:: WHAT YOU ARE ASKED TO DO ::
Copy every record exactly, and keep the pictures out.
╔══
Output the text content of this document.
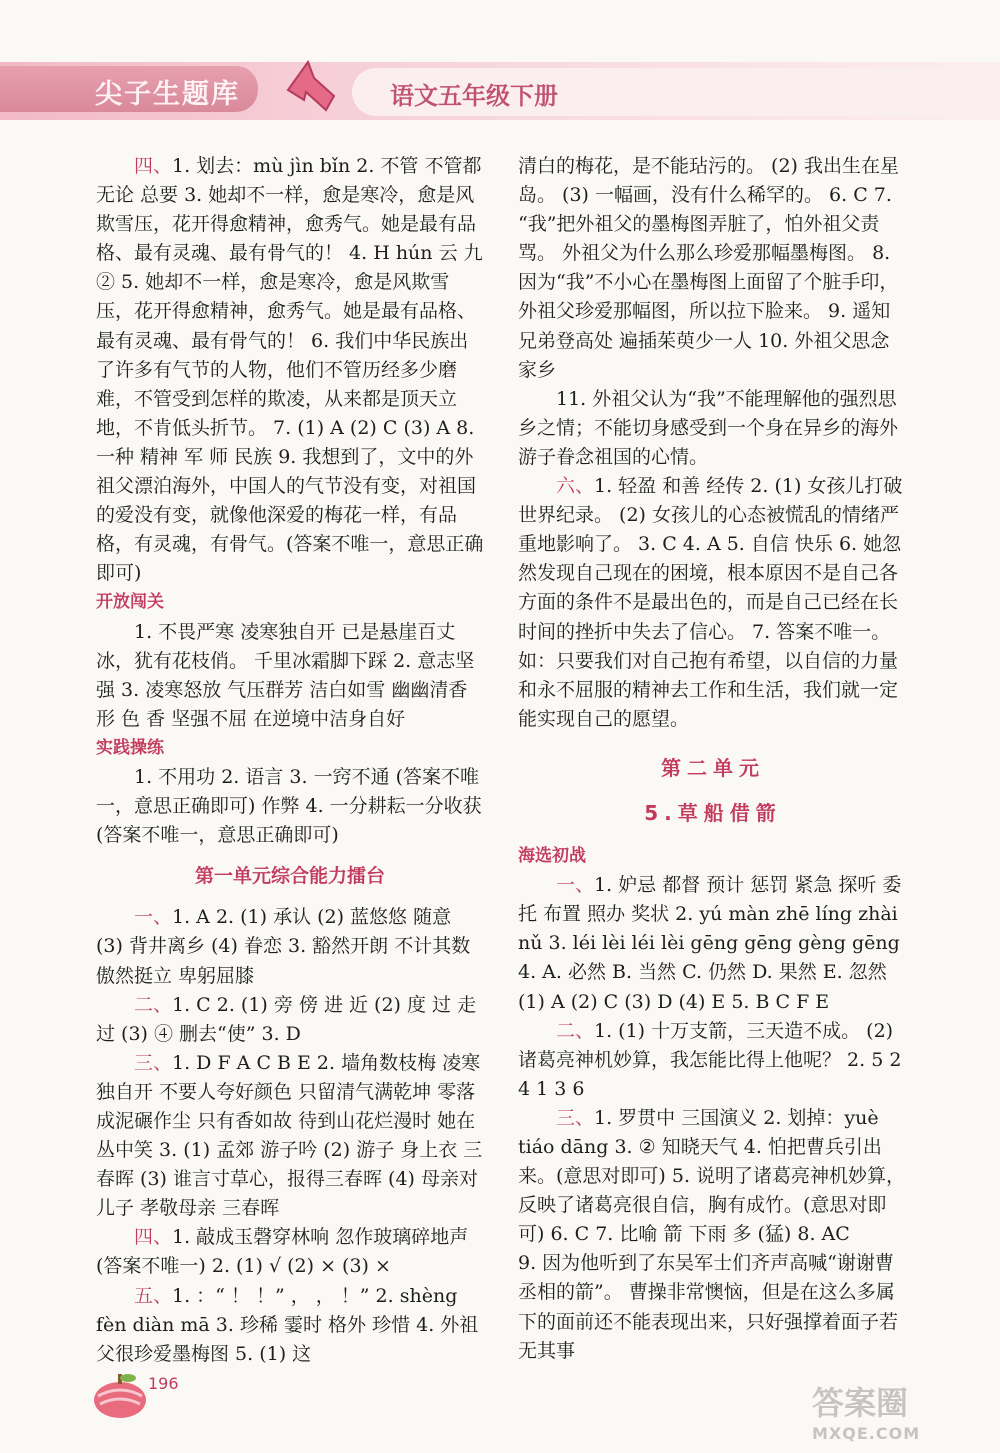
尖子生题库	语文五年级下册

四、1. 划去：mù jìn bǐn 2. 不管 不管都 无论 总要 3. 她却不一样，愈是寒冷，愈是风欺雪压，花开得愈精神，愈秀气。她是最有品格、最有灵魂、最有骨气的！ 4. H hún 云 九 ② 5. 她却不一样，愈是寒冷，愈是风欺雪压，花开得愈精神，愈秀气。她是最有品格、最有灵魂、最有骨气的！ 6. 我们中华民族出了许多有气节的人物，他们不管历经多少磨难，不管受到怎样的欺凌，从来都是顶天立地，不肯低头折节。 7. (1) A (2) C (3) A 8. 一种 精神 军 师 民族 9. 我想到了，文中的外祖父漂泊海外，中国人的气节没有变，对祖国的爱没有变，就像他深爱的梅花一样，有品格，有灵魂，有骨气。(答案不唯一，意思正确即可)

开放闯关

1. 不畏严寒 凌寒独自开 已是悬崖百丈冰，犹有花枝俏。 千里冰霜脚下踩 2. 意志坚强 3. 凌寒怒放 气压群芳 洁白如雪 幽幽清香 形 色 香 坚强不屈 在逆境中洁身自好

实践操练

1. 不用功 2. 语言 3. 一窍不通 (答案不唯一，意思正确即可) 作弊 4. 一分耕耘一分收获 (答案不唯一，意思正确即可)

第一单元综合能力擂台

一、1. A 2. (1) 承认 (2) 蓝悠悠 随意 (3) 背井离乡 (4) 眷恋 3. 豁然开朗 不计其数 傲然挺立 卑躬屈膝

二、1. C 2. (1) 旁 傍 进 近 (2) 度 过 走过 (3) ④ 删去“使” 3. D

三、1. D F A C B E 2. 墙角数枝梅 凌寒独自开 不要人夸好颜色 只留清气满乾坤 零落成泥碾作尘 只有香如故 待到山花烂漫时 她在丛中笑 3. (1) 孟郊 游子吟 (2) 游子 身上衣 三春晖 (3) 谁言寸草心，报得三春晖 (4) 母亲对儿子 孝敬母亲 三春晖

四、1. 敲成玉磬穿林响 忽作玻璃碎地声 (答案不唯一) 2. (1) √ (2) × (3) ×

五、1. ：“ ！ ！” ， ， ！” 2. shèng fèn diàn mā 3. 珍稀 霎时 格外 珍惜 4. 外祖父很珍爱墨梅图 5. (1) 这

清白的梅花，是不能玷污的。 (2) 我出生在星岛。 (3) 一幅画，没有什么稀罕的。 6. C 7. “我”把外祖父的墨梅图弄脏了，怕外祖父责骂。 外祖父为什么那么珍爱那幅墨梅图。 8. 因为“我”不小心在墨梅图上面留了个脏手印，外祖父珍爱那幅图，所以拉下脸来。 9. 遥知兄弟登高处 遍插茱萸少一人 10. 外祖父思念家乡

11. 外祖父认为“我”不能理解他的强烈思乡之情；不能切身感受到一个身在异乡的海外游子眷念祖国的心情。

六、1. 轻盈 和善 经传 2. (1) 女孩儿打破世界纪录。 (2) 女孩儿的心态被慌乱的情绪严重地影响了。 3. C 4. A 5. 自信 快乐 6. 她忽然发现自己现在的困境，根本原因不是自己各方面的条件不是最出色的，而是自己已经在长时间的挫折中失去了信心。 7. 答案不唯一。如：只要我们对自己抱有希望，以自信的力量和永不屈服的精神去工作和生活，我们就一定能实现自己的愿望。

第二单元
5.草船借箭

海选初战

一、1. 妒忌 都督 预计 惩罚 紧急 探听 委托 布置 照办 奖状 2. yú màn zhē líng zhài nǔ 3. léi lèi léi lèi gēng gēng gèng gēng 4. A. 必然 B. 当然 C. 仍然 D. 果然 E. 忽然 (1) A (2) C (3) D (4) E 5. B C F E

二、1. (1) 十万支箭，三天造不成。 (2) 诸葛亮神机妙算，我怎能比得上他呢？ 2. 5 2 4 1 3 6

三、1. 罗贯中 三国演义 2. 划掉：yuè tiáo dāng 3. ② 知晓天气 4. 怕把曹兵引出来。(意思对即可) 5. 说明了诸葛亮神机妙算，反映了诸葛亮很自信，胸有成竹。(意思对即可) 6. C 7. 比喻 箭 下雨 多 (猛) 8. AC

9. 因为他听到了东吴军士们齐声高喊“谢谢曹丞相的箭”。 曹操非常懊恼，但是在这么多属下的面前还不能表现出来，只好强撑着面子若无其事

196
答案圈
MXQE.COM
╚══
:: EXERCISE ANSWER ::
Output the text content of this document.
尖子生题库	语文五年级下册

四、1. 划去：mù jìn bǐn 2. 不管 不管都 无论 总要 3. 她却不一样，愈是寒冷，愈是风欺雪压，花开得愈精神，愈秀气。她是最有品格、最有灵魂、最有骨气的！ 4. H hún 云 九 ② 5. 她却不一样，愈是寒冷，愈是风欺雪压，花开得愈精神，愈秀气。她是最有品格、最有灵魂、最有骨气的！ 6. 我们中华民族出了许多有气节的人物，他们不管历经多少磨难，不管受到怎样的欺凌，从来都是顶天立地，不肯低头折节。 7. (1) A (2) C (3) A 8. 一种 精神 军 师 民族 9. 我想到了，文中的外祖父漂泊海外，中国人的气节没有变，对祖国的爱没有变，就像他深爱的梅花一样，有品格，有灵魂，有骨气。(答案不唯一，意思正确即可)

开放闯关

1. 不畏严寒 凌寒独自开 已是悬崖百丈冰，犹有花枝俏。 千里冰霜脚下踩 2. 意志坚强 3. 凌寒怒放 气压群芳 洁白如雪 幽幽清香 形 色 香 坚强不屈 在逆境中洁身自好

实践操练

1. 不用功 2. 语言 3. 一窍不通 (答案不唯一，意思正确即可) 作弊 4. 一分耕耘一分收获 (答案不唯一，意思正确即可)

第一单元综合能力擂台

一、1. A 2. (1) 承认 (2) 蓝悠悠 随意 (3) 背井离乡 (4) 眷恋 3. 豁然开朗 不计其数 傲然挺立 卑躬屈膝

二、1. C 2. (1) 旁 傍 进 近 (2) 度 过 走过 (3) ④ 删去“使” 3. D

三、1. D F A C B E 2. 墙角数枝梅 凌寒独自开 不要人夸好颜色 只留清气满乾坤 零落成泥碾作尘 只有香如故 待到山花烂漫时 她在丛中笑 3. (1) 孟郊 游子吟 (2) 游子 身上衣 三春晖 (3) 谁言寸草心，报得三春晖 (4) 母亲对儿子 孝敬母亲 三春晖

四、1. 敲成玉磬穿林响 忽作玻璃碎地声 (答案不唯一) 2. (1) √ (2) × (3) ×

五、1. ：“ ！ ！” ， ， ！” 2. shèng fèn diàn mā 3. 珍稀 霎时 格外 珍惜 4. 外祖父很珍爱墨梅图 5. (1) 这

清白的梅花，是不能玷污的。 (2) 我出生在星岛。 (3) 一幅画，没有什么稀罕的。 6. C 7. “我”把外祖父的墨梅图弄脏了，怕外祖父责骂。 外祖父为什么那么珍爱那幅墨梅图。 8. 因为“我”不小心在墨梅图上面留了个脏手印，外祖父珍爱那幅图，所以拉下脸来。 9. 遥知兄弟登高处 遍插茱萸少一人 10. 外祖父思念家乡

11. 外祖父认为“我”不能理解他的强烈思乡之情；不能切身感受到一个身在异乡的海外游子眷念祖国的心情。

六、1. 轻盈 和善 经传 2. (1) 女孩儿打破世界纪录。 (2) 女孩儿的心态被慌乱的情绪严重地影响了。 3. C 4. A 5. 自信 快乐 6. 她忽然发现自己现在的困境，根本原因不是自己各方面的条件不是最出色的，而是自己已经在长时间的挫折中失去了信心。 7. 答案不唯一。如：只要我们对自己抱有希望，以自信的力量和永不屈服的精神去工作和生活，我们就一定能实现自己的愿望。

第二单元
5.草船借箭

海选初战

一、1. 妒忌 都督 预计 惩罚 紧急 探听 委托 布置 照办 奖状 2. yú màn zhē líng zhài nǔ 3. léi lèi léi lèi gēng gēng gèng gēng 4. A. 必然 B. 当然 C. 仍然 D. 果然 E. 忽然 (1) A (2) C (3) D (4) E 5. B C F E

二、1. (1) 十万支箭，三天造不成。 (2) 诸葛亮神机妙算，我怎能比得上他呢？ 2. 5 2 4 1 3 6

三、1. 罗贯中 三国演义 2. 划掉：yuè tiáo dāng 3. ② 知晓天气 4. 怕把曹兵引出来。(意思对即可) 5. 说明了诸葛亮神机妙算，反映了诸葛亮很自信，胸有成竹。(意思对即可) 6. C 7. 比喻 箭 下雨 多 (猛) 8. AC

9. 因为他听到了东吴军士们齐声高喊“谢谢曹丞相的箭”。 曹操非常懊恼，但是在这么多属下的面前还不能表现出来，只好强撑着面子若无其事

196
答案圈
MXQE.COM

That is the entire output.